Short problem - Write out all the entries word for word and omit any pictures.

========================

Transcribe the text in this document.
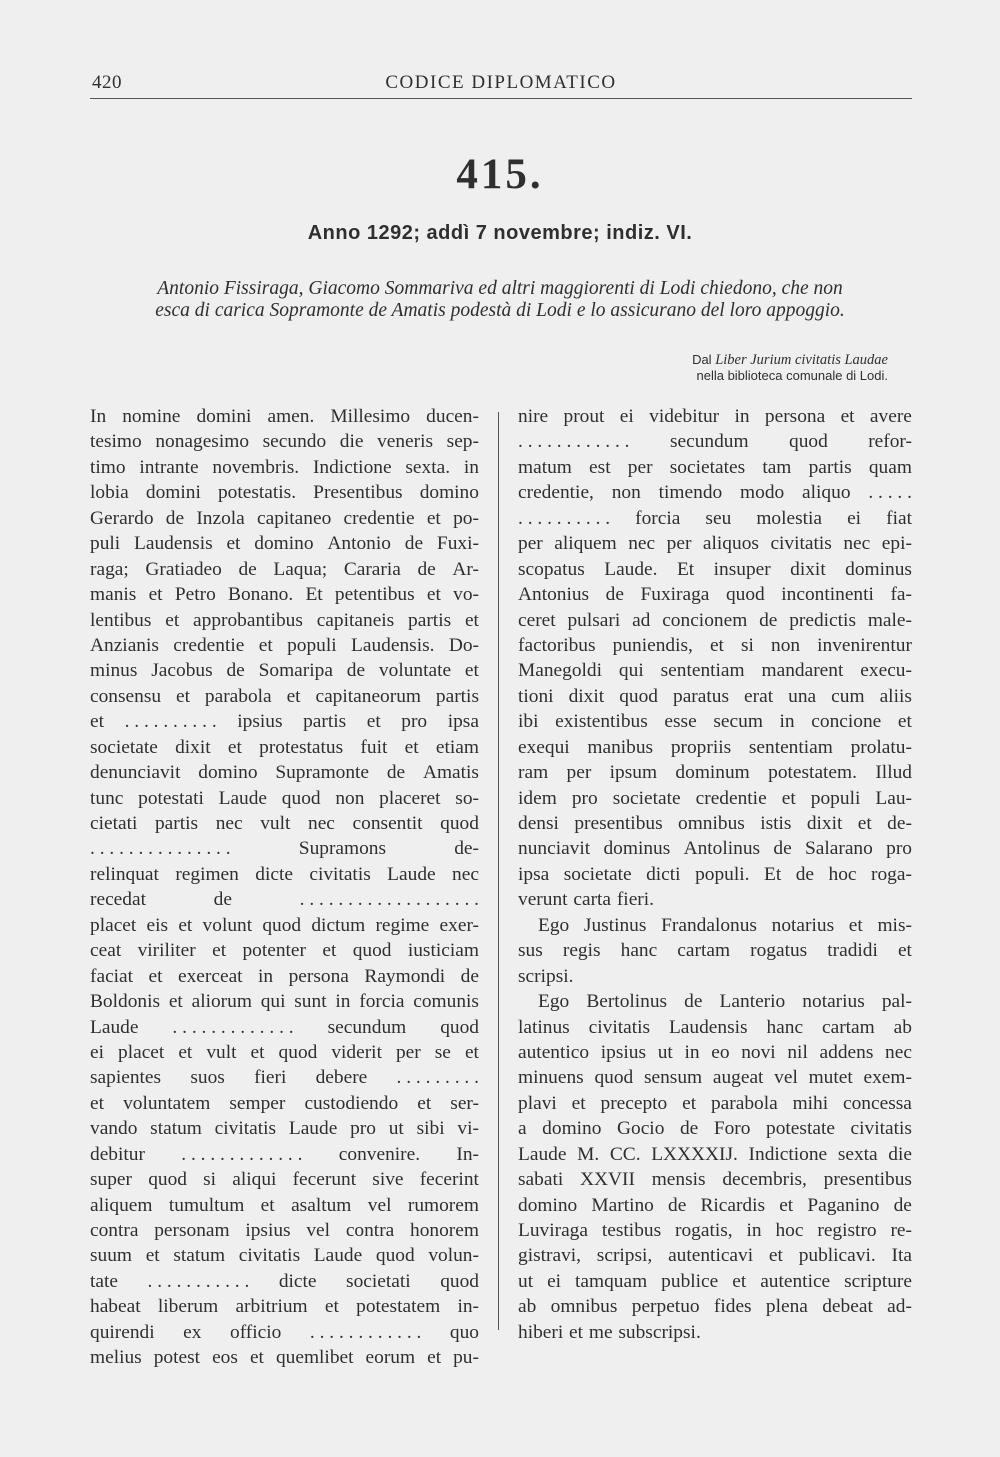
420	CODICE DIPLOMATICO
415.
Anno 1292; addì 7 novembre; indiz. VI.
Antonio Fissiraga, Giacomo Sommariva ed altri maggiorenti di Lodi chiedono, che non
esca di carica Sopramonte de Amatis podestà di Lodi e lo assicurano del loro appoggio.
Dal Liber Jurium civitatis Laudae
nella biblioteca comunale di Lodi.
In nomine domini amen. Millesimo ducen-
tesimo nonagesimo secundo die veneris sep-
timo intrante novembris. Indictione sexta. in
lobia domini potestatis. Presentibus domino
Gerardo de Inzola capitaneo credentie et po-
puli Laudensis et domino Antonio de Fuxi-
raga; Gratiadeo de Laqua; Cararia de Ar-
manis et Petro Bonano. Et petentibus et vo-
lentibus et approbantibus capitaneis partis et
Anzianis credentie et populi Laudensis. Do-
minus Jacobus de Somaripa de voluntate et
consensu et parabola et capitaneorum partis
et . . . . . . . . . . ipsius partis et pro ipsa
societate dixit et protestatus fuit et etiam
denunciavit domino Supramonte de Amatis
tunc potestati Laude quod non placeret so-
cietati partis nec vult nec consentit quod
. . . . . . . . . . . . . . .	Supramons	de-
relinquat regimen dicte civitatis Laude nec
recedat	de	. . . . . . . . . . . . . . . . . . .
placet eis et volunt quod dictum regime exer-
ceat viriliter et potenter et quod iusticiam
faciat et exerceat in persona Raymondi de
Boldonis et aliorum qui sunt in forcia comunis
Laude . . . . . . . . . . . . . secundum quod
ei placet et vult et quod viderit per se et
sapientes suos fieri debere . . . . . . . . .
et voluntatem semper custodiendo et ser-
vando statum civitatis Laude pro ut sibi vi-
debitur . . . . . . . . . . . . . convenire. In-
super quod si aliqui fecerunt sive fecerint
aliquem tumultum et asaltum vel rumorem
contra personam ipsius vel contra honorem
suum et statum civitatis Laude quod volun-
tate . . . . . . . . . . . dicte societati quod
habeat liberum arbitrium et potestatem in-
quirendi ex officio . . . . . . . . . . . . quo
melius potest eos et quemlibet eorum et pu-
nire prout ei videbitur in persona et avere
. . . . . . . . . . . . secundum quod refor-
matum est per societates tam partis quam
credentie, non timendo modo aliquo . . . . .
. . . . . . . . . . forcia seu molestia ei fiat
per aliquem nec per aliquos civitatis nec epi-
scopatus Laude. Et insuper dixit dominus
Antonius de Fuxiraga quod incontinenti fa-
ceret pulsari ad concionem de predictis male-
factoribus puniendis, et si non invenirentur
Manegoldi qui sententiam mandarent execu-
tioni dixit quod paratus erat una cum aliis
ibi existentibus esse secum in concione et
exequi manibus propriis sententiam prolatu-
ram per ipsum dominum potestatem. Illud
idem pro societate credentie et populi Lau-
densi presentibus omnibus istis dixit et de-
nunciavit dominus Antolinus de Salarano pro
ipsa societate dicti populi. Et de hoc roga-
verunt carta fieri.
Ego Justinus Frandalonus notarius et mis-
sus regis hanc cartam rogatus tradidi et
scripsi.
Ego Bertolinus de Lanterio notarius pal-
latinus civitatis Laudensis hanc cartam ab
autentico ipsius ut in eo novi nil addens nec
minuens quod sensum augeat vel mutet exem-
plavi et precepto et parabola mihi concessa
a domino Gocio de Foro potestate civitatis
Laude M. CC. LXXXXIJ. Indictione sexta die
sabati XXVII mensis decembris, presentibus
domino Martino de Ricardis et Paganino de
Luviraga testibus rogatis, in hoc registro re-
gistravi, scripsi, autenticavi et publicavi. Ita
ut ei tamquam publice et autentice scripture
ab omnibus perpetuo fides plena debeat ad-
hiberi et me subscripsi.
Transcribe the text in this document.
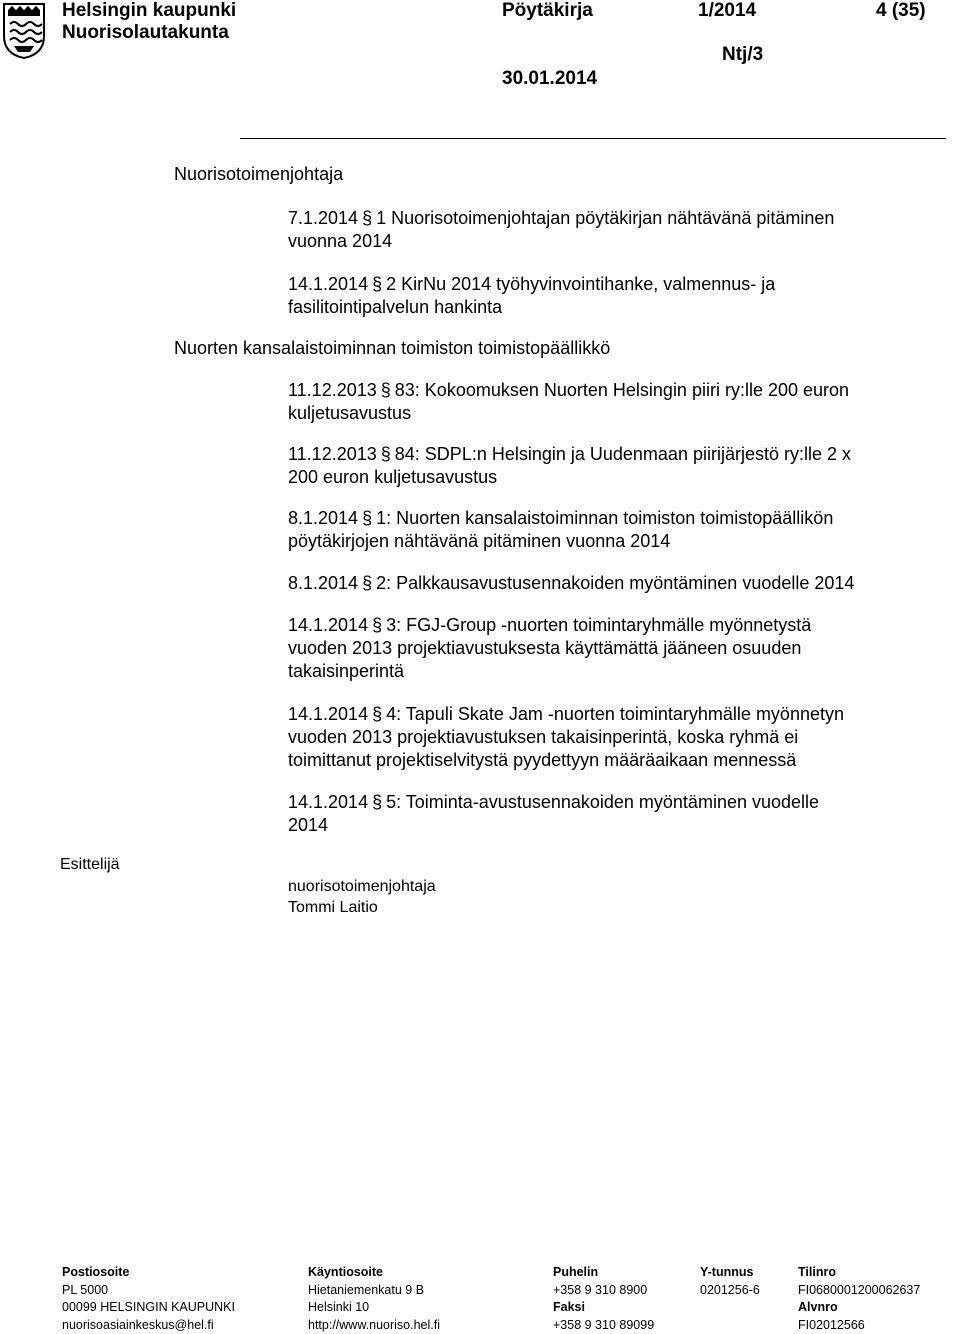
Helsingin kaupunki
Nuorisolautakunta
Pöytäkirja	1/2014	4 (35)
Ntj/3
30.01.2014
Nuorisotoimenjohtaja
7.1.2014 § 1 Nuorisotoimenjohtajan pöytäkirjan nähtävänä pitäminen
vuonna 2014
14.1.2014 § 2 KirNu 2014 työhyvinvointihanke, valmennus- ja
fasilitointipalvelun hankinta
Nuorten kansalaistoiminnan toimiston toimistopäällikkö
11.12.2013 § 83: Kokoomuksen Nuorten Helsingin piiri ry:lle 200 euron
kuljetusavustus
11.12.2013 § 84: SDPL:n Helsingin ja Uudenmaan piirijärjestö ry:lle 2 x
200 euron kuljetusavustus
8.1.2014 § 1: Nuorten kansalaistoiminnan toimiston toimistopäällikön
pöytäkirjojen nähtävänä pitäminen vuonna 2014
8.1.2014 § 2: Palkkausavustusennakoiden myöntäminen vuodelle 2014
14.1.2014 § 3: FGJ-Group -nuorten toimintaryhmälle myönnetystä
vuoden 2013 projektiavustuksesta käyttämättä jääneen osuuden
takaisinperintä
14.1.2014 § 4: Tapuli Skate Jam -nuorten toimintaryhmälle myönnetyn
vuoden 2013 projektiavustuksen takaisinperintä, koska ryhmä ei
toimittanut projektiselvitystä pyydettyyn määräaikaan mennessä
14.1.2014 § 5: Toiminta-avustusennakoiden myöntäminen vuodelle
2014
Esittelijä
nuorisotoimenjohtaja
Tommi Laitio
Postiosoite
PL 5000
00099 HELSINGIN KAUPUNKI
nuorisoasiainkeskus@hel.fi
Käyntiosoite
Hietaniemenkatu 9 B
Helsinki 10
http://www.nuoriso.hel.fi
Puhelin
+358 9 310 8900
Faksi
+358 9 310 89099
Y-tunnus
0201256-6
Tilinro
FI0680001200062637
Alvnro
FI02012566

========================

Answer to the task -
Transcribe the text in this document.
420	CODICE DIPLOMATICO
415.
Anno 1292; addì 7 novembre; indiz. VI.
Antonio Fissiraga, Giacomo Sommariva ed altri maggiorenti di Lodi chiedono, che non
esca di carica Sopramonte de Amatis podestà di Lodi e lo assicurano del loro appoggio.
Dal Liber Jurium civitatis Laudae
nella biblioteca comunale di Lodi.
In nomine domini amen. Millesimo ducen-
tesimo nonagesimo secundo die veneris sep-
timo intrante novembris. Indictione sexta. in
lobia domini potestatis. Presentibus domino
Gerardo de Inzola capitaneo credentie et po-
puli Laudensis et domino Antonio de Fuxi-
raga; Gratiadeo de Laqua; Cararia de Ar-
manis et Petro Bonano. Et petentibus et vo-
lentibus et approbantibus capitaneis partis et
Anzianis credentie et populi Laudensis. Do-
minus Jacobus de Somaripa de voluntate et
consensu et parabola et capitaneorum partis
et . . . . . . . . . . ipsius partis et pro ipsa
societate dixit et protestatus fuit et etiam
denunciavit domino Supramonte de Amatis
tunc potestati Laude quod non placeret so-
cietati partis nec vult nec consentit quod
. . . . . . . . . . . . . . .	Supramons	de-
relinquat regimen dicte civitatis Laude nec
recedat	de	. . . . . . . . . . . . . . . . . . .
placet eis et volunt quod dictum regime exer-
ceat viriliter et potenter et quod iusticiam
faciat et exerceat in persona Raymondi de
Boldonis et aliorum qui sunt in forcia comunis
Laude . . . . . . . . . . . . . secundum quod
ei placet et vult et quod viderit per se et
sapientes suos fieri debere . . . . . . . . .
et voluntatem semper custodiendo et ser-
vando statum civitatis Laude pro ut sibi vi-
debitur . . . . . . . . . . . . . convenire. In-
super quod si aliqui fecerunt sive fecerint
aliquem tumultum et asaltum vel rumorem
contra personam ipsius vel contra honorem
suum et statum civitatis Laude quod volun-
tate . . . . . . . . . . . dicte societati quod
habeat liberum arbitrium et potestatem in-
quirendi ex officio . . . . . . . . . . . . quo
melius potest eos et quemlibet eorum et pu-
nire prout ei videbitur in persona et avere
. . . . . . . . . . . . secundum quod refor-
matum est per societates tam partis quam
credentie, non timendo modo aliquo . . . . .
. . . . . . . . . . forcia seu molestia ei fiat
per aliquem nec per aliquos civitatis nec epi-
scopatus Laude. Et insuper dixit dominus
Antonius de Fuxiraga quod incontinenti fa-
ceret pulsari ad concionem de predictis male-
factoribus puniendis, et si non invenirentur
Manegoldi qui sententiam mandarent execu-
tioni dixit quod paratus erat una cum aliis
ibi existentibus esse secum in concione et
exequi manibus propriis sententiam prolatu-
ram per ipsum dominum potestatem. Illud
idem pro societate credentie et populi Lau-
densi presentibus omnibus istis dixit et de-
nunciavit dominus Antolinus de Salarano pro
ipsa societate dicti populi. Et de hoc roga-
verunt carta fieri.
Ego Justinus Frandalonus notarius et mis-
sus regis hanc cartam rogatus tradidi et
scripsi.
Ego Bertolinus de Lanterio notarius pal-
latinus civitatis Laudensis hanc cartam ab
autentico ipsius ut in eo novi nil addens nec
minuens quod sensum augeat vel mutet exem-
plavi et precepto et parabola mihi concessa
a domino Gocio de Foro potestate civitatis
Laude M. CC. LXXXXIJ. Indictione sexta die
sabati XXVII mensis decembris, presentibus
domino Martino de Ricardis et Paganino de
Luviraga testibus rogatis, in hoc registro re-
gistravi, scripsi, autenticavi et publicavi. Ita
ut ei tamquam publice et autentice scripture
ab omnibus perpetuo fides plena debeat ad-
hiberi et me subscripsi.
Transcribe the text in this document.
Helsingin kaupunki
Nuorisolautakunta
Pöytäkirja	1/2014	4 (35)
Ntj/3
30.01.2014
Nuorisotoimenjohtaja
7.1.2014 § 1 Nuorisotoimenjohtajan pöytäkirjan nähtävänä pitäminen
vuonna 2014
14.1.2014 § 2 KirNu 2014 työhyvinvointihanke, valmennus- ja
fasilitointipalvelun hankinta
Nuorten kansalaistoiminnan toimiston toimistopäällikkö
11.12.2013 § 83: Kokoomuksen Nuorten Helsingin piiri ry:lle 200 euron
kuljetusavustus
11.12.2013 § 84: SDPL:n Helsingin ja Uudenmaan piirijärjestö ry:lle 2 x
200 euron kuljetusavustus
8.1.2014 § 1: Nuorten kansalaistoiminnan toimiston toimistopäällikön
pöytäkirjojen nähtävänä pitäminen vuonna 2014
8.1.2014 § 2: Palkkausavustusennakoiden myöntäminen vuodelle 2014
14.1.2014 § 3: FGJ-Group -nuorten toimintaryhmälle myönnetystä
vuoden 2013 projektiavustuksesta käyttämättä jääneen osuuden
takaisinperintä
14.1.2014 § 4: Tapuli Skate Jam -nuorten toimintaryhmälle myönnetyn
vuoden 2013 projektiavustuksen takaisinperintä, koska ryhmä ei
toimittanut projektiselvitystä pyydettyyn määräaikaan mennessä
14.1.2014 § 5: Toiminta-avustusennakoiden myöntäminen vuodelle
2014
Esittelijä
nuorisotoimenjohtaja
Tommi Laitio
Postiosoite
PL 5000
00099 HELSINGIN KAUPUNKI
nuorisoasiainkeskus@hel.fi
Käyntiosoite
Hietaniemenkatu 9 B
Helsinki 10
http://www.nuoriso.hel.fi
Puhelin
+358 9 310 8900
Faksi
+358 9 310 89099
Y-tunnus
0201256-6
Tilinro
FI0680001200062637
Alvnro
FI02012566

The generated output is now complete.